[Start of Records]

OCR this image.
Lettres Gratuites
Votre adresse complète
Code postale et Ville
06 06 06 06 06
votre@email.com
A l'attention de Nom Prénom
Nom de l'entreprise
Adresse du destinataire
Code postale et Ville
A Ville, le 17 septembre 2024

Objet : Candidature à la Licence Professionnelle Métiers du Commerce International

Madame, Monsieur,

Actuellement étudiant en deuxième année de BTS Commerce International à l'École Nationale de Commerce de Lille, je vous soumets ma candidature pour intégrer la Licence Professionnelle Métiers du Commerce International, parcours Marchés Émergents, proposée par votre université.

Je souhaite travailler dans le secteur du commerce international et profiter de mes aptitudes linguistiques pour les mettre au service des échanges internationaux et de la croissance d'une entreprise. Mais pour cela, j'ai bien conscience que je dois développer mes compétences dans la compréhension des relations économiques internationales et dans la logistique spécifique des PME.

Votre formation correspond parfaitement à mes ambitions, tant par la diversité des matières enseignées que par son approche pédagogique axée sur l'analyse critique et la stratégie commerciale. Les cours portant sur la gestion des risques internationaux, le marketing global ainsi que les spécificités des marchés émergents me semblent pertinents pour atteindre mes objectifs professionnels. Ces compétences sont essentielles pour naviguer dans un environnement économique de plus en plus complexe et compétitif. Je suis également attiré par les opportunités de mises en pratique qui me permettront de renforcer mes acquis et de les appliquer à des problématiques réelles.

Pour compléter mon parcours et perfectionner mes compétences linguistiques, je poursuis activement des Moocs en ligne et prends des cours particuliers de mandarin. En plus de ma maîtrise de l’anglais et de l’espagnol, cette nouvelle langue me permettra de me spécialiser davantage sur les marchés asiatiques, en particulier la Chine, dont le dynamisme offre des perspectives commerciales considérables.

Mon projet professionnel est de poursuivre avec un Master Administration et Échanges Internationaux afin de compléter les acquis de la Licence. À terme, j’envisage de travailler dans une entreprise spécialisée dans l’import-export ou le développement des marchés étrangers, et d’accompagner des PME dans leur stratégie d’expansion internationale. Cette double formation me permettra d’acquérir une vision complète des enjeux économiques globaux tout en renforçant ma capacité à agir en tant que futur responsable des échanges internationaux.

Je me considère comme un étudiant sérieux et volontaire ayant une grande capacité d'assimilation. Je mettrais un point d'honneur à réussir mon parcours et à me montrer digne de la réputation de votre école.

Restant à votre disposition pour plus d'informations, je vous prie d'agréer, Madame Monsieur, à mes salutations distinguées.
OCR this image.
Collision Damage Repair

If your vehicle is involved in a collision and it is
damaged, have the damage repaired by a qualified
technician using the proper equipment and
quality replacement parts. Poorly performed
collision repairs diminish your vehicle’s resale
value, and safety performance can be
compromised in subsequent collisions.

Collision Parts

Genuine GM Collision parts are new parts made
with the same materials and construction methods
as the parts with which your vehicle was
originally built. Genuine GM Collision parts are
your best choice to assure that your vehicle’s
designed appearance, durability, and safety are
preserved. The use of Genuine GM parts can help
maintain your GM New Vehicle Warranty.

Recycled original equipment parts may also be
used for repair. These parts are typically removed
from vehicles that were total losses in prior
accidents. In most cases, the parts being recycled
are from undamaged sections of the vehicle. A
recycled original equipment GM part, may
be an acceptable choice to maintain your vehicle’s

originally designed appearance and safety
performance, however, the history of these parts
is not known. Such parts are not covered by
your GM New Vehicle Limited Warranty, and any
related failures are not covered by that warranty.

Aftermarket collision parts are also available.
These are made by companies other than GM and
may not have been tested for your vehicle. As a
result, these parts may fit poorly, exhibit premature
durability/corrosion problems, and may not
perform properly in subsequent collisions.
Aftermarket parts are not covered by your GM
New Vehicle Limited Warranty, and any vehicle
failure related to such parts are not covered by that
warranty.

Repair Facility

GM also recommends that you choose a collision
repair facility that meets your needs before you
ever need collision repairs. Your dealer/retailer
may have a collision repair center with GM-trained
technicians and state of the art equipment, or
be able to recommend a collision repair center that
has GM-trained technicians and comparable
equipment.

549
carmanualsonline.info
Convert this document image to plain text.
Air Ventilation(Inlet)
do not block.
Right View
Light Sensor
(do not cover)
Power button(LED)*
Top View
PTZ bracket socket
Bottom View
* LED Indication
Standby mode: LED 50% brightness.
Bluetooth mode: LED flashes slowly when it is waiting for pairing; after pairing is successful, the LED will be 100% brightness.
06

[End of Records]

* _Challenge_
Your task is to extract all of the records exactly.

* _Task result_
OCR this image.
Lettres Gratuites
Votre adresse complète
Code postale et Ville
06 06 06 06 06
votre@email.com
A l'attention de Nom Prénom
Nom de l'entreprise
Adresse du destinataire
Code postale et Ville
A Ville, le 17 septembre 2024

Objet : Candidature à la Licence Professionnelle Métiers du Commerce International

Madame, Monsieur,

Actuellement étudiant en deuxième année de BTS Commerce International à l'École Nationale de Commerce de Lille, je vous soumets ma candidature pour intégrer la Licence Professionnelle Métiers du Commerce International, parcours Marchés Émergents, proposée par votre université.

Je souhaite travailler dans le secteur du commerce international et profiter de mes aptitudes linguistiques pour les mettre au service des échanges internationaux et de la croissance d'une entreprise. Mais pour cela, j'ai bien conscience que je dois développer mes compétences dans la compréhension des relations économiques internationales et dans la logistique spécifique des PME.

Votre formation correspond parfaitement à mes ambitions, tant par la diversité des matières enseignées que par son approche pédagogique axée sur l'analyse critique et la stratégie commerciale. Les cours portant sur la gestion des risques internationaux, le marketing global ainsi que les spécificités des marchés émergents me semblent pertinents pour atteindre mes objectifs professionnels. Ces compétences sont essentielles pour naviguer dans un environnement économique de plus en plus complexe et compétitif. Je suis également attiré par les opportunités de mises en pratique qui me permettront de renforcer mes acquis et de les appliquer à des problématiques réelles.

Pour compléter mon parcours et perfectionner mes compétences linguistiques, je poursuis activement des Moocs en ligne et prends des cours particuliers de mandarin. En plus de ma maîtrise de l’anglais et de l’espagnol, cette nouvelle langue me permettra de me spécialiser davantage sur les marchés asiatiques, en particulier la Chine, dont le dynamisme offre des perspectives commerciales considérables.

Mon projet professionnel est de poursuivre avec un Master Administration et Échanges Internationaux afin de compléter les acquis de la Licence. À terme, j’envisage de travailler dans une entreprise spécialisée dans l’import-export ou le développement des marchés étrangers, et d’accompagner des PME dans leur stratégie d’expansion internationale. Cette double formation me permettra d’acquérir une vision complète des enjeux économiques globaux tout en renforçant ma capacité à agir en tant que futur responsable des échanges internationaux.

Je me considère comme un étudiant sérieux et volontaire ayant une grande capacité d'assimilation. Je mettrais un point d'honneur à réussir mon parcours et à me montrer digne de la réputation de votre école.

Restant à votre disposition pour plus d'informations, je vous prie d'agréer, Madame Monsieur, à mes salutations distinguées.
OCR this image.
Collision Damage Repair

If your vehicle is involved in a collision and it is
damaged, have the damage repaired by a qualified
technician using the proper equipment and
quality replacement parts. Poorly performed
collision repairs diminish your vehicle’s resale
value, and safety performance can be
compromised in subsequent collisions.

Collision Parts

Genuine GM Collision parts are new parts made
with the same materials and construction methods
as the parts with which your vehicle was
originally built. Genuine GM Collision parts are
your best choice to assure that your vehicle’s
designed appearance, durability, and safety are
preserved. The use of Genuine GM parts can help
maintain your GM New Vehicle Warranty.

Recycled original equipment parts may also be
used for repair. These parts are typically removed
from vehicles that were total losses in prior
accidents. In most cases, the parts being recycled
are from undamaged sections of the vehicle. A
recycled original equipment GM part, may
be an acceptable choice to maintain your vehicle’s

originally designed appearance and safety
performance, however, the history of these parts
is not known. Such parts are not covered by
your GM New Vehicle Limited Warranty, and any
related failures are not covered by that warranty.

Aftermarket collision parts are also available.
These are made by companies other than GM and
may not have been tested for your vehicle. As a
result, these parts may fit poorly, exhibit premature
durability/corrosion problems, and may not
perform properly in subsequent collisions.
Aftermarket parts are not covered by your GM
New Vehicle Limited Warranty, and any vehicle
failure related to such parts are not covered by that
warranty.

Repair Facility

GM also recommends that you choose a collision
repair facility that meets your needs before you
ever need collision repairs. Your dealer/retailer
may have a collision repair center with GM-trained
technicians and state of the art equipment, or
be able to recommend a collision repair center that
has GM-trained technicians and comparable
equipment.

549
carmanualsonline.info
Convert this document image to plain text.
Air Ventilation(Inlet)
do not block.
Right View
Light Sensor
(do not cover)
Power button(LED)*
Top View
PTZ bracket socket
Bottom View
* LED Indication
Standby mode: LED 50% brightness.
Bluetooth mode: LED flashes slowly when it is waiting for pairing; after pairing is successful, the LED will be 100% brightness.
06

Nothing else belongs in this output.